# Exercise brief:
Collect the lines of the entries where "median" shows up.

# Provided data:

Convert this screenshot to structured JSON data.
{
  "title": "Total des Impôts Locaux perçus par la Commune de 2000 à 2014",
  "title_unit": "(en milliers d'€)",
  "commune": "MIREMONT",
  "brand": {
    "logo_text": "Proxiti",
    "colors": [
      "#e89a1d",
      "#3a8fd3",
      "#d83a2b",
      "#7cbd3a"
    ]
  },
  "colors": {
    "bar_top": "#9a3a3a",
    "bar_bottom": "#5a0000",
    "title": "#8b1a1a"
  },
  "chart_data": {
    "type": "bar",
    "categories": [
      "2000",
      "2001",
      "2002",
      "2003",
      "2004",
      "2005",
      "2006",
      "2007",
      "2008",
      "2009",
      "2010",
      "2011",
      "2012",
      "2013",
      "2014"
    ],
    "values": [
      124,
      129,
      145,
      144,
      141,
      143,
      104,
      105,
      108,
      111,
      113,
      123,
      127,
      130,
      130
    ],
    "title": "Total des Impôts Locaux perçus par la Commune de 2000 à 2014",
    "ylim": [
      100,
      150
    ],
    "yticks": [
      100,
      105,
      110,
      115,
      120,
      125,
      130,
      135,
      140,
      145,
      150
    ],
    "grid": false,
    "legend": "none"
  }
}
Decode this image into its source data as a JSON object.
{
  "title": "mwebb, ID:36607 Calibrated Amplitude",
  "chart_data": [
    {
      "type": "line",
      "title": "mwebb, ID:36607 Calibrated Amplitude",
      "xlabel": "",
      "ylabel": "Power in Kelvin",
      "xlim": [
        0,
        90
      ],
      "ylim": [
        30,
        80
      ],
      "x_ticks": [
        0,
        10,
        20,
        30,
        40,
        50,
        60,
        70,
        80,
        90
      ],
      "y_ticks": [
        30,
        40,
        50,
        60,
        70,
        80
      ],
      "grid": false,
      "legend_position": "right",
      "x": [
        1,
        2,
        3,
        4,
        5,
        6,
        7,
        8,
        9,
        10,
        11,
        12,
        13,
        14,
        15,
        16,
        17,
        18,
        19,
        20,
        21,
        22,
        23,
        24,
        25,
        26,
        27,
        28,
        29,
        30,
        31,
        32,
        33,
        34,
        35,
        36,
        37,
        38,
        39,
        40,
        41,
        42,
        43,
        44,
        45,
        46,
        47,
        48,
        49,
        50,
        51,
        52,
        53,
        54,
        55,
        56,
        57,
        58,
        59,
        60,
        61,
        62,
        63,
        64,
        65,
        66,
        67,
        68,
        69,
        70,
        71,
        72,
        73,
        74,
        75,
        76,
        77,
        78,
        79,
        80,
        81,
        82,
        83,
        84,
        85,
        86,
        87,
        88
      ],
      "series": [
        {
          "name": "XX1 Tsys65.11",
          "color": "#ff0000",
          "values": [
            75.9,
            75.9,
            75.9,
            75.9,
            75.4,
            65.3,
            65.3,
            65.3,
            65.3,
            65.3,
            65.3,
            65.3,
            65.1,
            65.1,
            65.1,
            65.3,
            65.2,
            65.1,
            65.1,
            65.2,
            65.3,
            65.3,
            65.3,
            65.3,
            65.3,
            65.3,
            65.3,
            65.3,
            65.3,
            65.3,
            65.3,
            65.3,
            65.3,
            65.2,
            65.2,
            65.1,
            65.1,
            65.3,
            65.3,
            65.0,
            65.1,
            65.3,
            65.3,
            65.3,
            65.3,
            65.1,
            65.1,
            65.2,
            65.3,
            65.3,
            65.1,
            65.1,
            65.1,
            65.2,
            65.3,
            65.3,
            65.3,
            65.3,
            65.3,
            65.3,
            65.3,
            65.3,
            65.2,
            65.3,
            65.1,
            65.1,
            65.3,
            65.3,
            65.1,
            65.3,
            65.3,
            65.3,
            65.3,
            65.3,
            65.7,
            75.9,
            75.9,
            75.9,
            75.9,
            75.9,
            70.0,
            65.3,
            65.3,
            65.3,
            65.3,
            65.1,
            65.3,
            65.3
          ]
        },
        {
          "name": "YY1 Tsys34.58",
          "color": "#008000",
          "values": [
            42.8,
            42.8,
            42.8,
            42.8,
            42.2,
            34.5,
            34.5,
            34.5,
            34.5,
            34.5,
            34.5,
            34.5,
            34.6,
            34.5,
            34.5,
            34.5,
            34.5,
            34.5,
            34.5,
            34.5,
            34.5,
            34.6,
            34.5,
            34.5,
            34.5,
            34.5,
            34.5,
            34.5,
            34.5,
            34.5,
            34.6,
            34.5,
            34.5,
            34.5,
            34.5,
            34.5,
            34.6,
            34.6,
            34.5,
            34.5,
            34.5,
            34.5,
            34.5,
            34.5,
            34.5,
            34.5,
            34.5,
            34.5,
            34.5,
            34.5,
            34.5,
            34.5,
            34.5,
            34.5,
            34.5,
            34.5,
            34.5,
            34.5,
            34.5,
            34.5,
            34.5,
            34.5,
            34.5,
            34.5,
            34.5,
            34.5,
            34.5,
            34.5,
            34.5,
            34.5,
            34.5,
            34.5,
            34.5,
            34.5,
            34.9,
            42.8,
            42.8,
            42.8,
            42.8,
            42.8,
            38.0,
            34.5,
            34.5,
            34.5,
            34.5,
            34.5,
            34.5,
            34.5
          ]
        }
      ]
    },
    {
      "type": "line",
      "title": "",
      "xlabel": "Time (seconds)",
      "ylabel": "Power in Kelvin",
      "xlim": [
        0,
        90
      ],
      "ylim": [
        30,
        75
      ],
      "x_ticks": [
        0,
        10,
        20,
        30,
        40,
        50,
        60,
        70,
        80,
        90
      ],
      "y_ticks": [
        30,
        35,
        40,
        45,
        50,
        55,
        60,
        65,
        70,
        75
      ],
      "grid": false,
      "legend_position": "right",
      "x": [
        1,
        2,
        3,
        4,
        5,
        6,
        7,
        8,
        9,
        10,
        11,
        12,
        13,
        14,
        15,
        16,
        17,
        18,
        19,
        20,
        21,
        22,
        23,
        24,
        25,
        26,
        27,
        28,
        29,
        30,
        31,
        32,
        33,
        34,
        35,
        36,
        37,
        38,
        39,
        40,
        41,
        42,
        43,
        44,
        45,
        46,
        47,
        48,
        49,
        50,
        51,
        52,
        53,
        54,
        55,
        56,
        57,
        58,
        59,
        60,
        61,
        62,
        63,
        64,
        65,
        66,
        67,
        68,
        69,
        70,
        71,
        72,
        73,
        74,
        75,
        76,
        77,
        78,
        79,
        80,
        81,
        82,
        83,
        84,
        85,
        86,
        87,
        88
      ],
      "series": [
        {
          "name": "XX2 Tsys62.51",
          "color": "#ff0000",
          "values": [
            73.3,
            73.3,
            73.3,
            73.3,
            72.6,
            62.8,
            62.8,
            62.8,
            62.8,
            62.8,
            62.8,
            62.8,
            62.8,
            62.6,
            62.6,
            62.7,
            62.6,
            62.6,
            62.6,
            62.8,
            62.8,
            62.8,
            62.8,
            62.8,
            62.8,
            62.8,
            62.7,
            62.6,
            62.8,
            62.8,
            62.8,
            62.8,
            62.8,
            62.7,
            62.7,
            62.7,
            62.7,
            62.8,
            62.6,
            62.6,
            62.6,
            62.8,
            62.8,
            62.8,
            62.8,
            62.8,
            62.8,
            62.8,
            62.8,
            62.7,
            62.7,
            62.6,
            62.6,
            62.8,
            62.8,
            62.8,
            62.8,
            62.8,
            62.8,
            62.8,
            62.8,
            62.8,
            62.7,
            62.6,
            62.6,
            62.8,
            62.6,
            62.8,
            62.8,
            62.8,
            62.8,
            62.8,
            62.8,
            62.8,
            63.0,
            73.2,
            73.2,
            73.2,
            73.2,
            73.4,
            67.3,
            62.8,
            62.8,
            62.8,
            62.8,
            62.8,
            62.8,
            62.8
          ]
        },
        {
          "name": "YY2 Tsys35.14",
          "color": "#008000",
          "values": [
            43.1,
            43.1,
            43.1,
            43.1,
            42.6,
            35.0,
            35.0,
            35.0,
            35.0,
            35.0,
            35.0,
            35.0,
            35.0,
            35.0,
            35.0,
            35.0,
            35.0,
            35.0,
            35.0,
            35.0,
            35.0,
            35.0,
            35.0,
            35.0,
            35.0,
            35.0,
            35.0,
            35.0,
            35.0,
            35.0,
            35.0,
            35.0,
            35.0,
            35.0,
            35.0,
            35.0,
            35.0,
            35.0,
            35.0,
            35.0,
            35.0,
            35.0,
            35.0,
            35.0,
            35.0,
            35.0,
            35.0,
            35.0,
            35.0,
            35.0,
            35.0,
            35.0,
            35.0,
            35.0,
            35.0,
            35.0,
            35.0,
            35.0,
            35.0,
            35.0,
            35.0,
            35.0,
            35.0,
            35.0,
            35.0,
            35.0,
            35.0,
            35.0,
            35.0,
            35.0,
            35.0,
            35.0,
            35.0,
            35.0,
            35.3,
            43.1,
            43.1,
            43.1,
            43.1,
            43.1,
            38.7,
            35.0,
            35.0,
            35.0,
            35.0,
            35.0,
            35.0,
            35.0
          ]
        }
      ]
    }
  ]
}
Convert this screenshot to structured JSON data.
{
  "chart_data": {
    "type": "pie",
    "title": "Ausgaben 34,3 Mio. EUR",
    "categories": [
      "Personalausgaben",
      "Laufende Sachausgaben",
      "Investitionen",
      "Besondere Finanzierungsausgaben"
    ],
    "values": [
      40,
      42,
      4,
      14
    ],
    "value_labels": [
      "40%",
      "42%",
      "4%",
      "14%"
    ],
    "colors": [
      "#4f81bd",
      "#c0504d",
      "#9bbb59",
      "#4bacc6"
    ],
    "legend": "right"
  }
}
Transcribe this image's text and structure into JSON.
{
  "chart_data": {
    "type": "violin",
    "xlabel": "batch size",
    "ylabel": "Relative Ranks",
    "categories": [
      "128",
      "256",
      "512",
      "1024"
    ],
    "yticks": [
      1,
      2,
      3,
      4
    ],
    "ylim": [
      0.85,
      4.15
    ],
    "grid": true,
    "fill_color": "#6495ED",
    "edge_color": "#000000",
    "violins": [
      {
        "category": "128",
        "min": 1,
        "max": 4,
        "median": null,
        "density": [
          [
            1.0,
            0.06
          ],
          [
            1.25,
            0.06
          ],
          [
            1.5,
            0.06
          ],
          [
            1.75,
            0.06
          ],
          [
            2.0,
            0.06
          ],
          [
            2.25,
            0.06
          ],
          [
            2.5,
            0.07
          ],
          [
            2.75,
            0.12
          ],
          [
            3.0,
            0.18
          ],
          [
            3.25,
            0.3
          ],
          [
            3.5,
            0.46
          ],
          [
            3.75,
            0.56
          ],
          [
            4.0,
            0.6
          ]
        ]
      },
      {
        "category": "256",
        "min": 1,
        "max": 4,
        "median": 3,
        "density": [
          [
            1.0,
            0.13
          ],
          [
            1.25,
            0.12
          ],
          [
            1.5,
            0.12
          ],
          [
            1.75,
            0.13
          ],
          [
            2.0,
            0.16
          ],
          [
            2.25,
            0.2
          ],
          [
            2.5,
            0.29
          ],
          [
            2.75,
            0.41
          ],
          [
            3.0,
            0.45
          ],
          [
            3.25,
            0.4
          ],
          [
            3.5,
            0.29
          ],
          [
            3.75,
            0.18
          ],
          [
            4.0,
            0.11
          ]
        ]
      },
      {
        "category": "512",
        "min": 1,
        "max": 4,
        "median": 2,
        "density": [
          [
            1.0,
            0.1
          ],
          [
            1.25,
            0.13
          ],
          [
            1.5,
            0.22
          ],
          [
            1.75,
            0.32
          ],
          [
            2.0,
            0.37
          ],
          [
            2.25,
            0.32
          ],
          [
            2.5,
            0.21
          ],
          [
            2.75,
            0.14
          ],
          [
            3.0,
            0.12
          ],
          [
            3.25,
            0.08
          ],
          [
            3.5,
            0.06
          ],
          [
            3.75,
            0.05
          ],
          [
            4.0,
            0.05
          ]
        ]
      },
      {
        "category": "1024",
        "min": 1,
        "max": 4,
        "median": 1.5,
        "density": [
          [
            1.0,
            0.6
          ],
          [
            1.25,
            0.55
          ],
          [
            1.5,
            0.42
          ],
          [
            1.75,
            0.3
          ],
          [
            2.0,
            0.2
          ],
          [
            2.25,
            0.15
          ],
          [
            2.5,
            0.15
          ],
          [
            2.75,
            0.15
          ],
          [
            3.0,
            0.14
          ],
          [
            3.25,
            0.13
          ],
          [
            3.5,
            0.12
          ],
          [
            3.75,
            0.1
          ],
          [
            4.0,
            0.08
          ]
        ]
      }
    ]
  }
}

# Complete output:
        "median": null,
        "median": 3,
        "median": 2,
        "median": 1.5,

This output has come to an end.